Work to complete:
Look below and pull out each line with the word "location".

>> Start Recorded data

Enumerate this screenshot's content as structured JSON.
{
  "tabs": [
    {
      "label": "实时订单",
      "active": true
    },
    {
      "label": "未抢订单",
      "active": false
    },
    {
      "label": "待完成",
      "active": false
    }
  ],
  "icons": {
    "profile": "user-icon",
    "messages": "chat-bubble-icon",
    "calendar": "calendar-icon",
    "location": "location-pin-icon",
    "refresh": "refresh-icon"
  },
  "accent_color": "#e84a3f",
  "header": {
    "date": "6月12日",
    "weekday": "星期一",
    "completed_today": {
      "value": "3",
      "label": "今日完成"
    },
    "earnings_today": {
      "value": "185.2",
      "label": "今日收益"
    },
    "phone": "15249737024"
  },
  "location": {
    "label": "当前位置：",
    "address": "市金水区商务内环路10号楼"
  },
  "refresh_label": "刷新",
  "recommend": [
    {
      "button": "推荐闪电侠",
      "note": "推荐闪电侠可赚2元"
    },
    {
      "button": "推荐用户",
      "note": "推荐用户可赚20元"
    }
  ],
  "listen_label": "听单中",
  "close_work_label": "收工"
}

>> End Recorded data

Problem solution:
    "location": "location-pin-icon",
  "location": {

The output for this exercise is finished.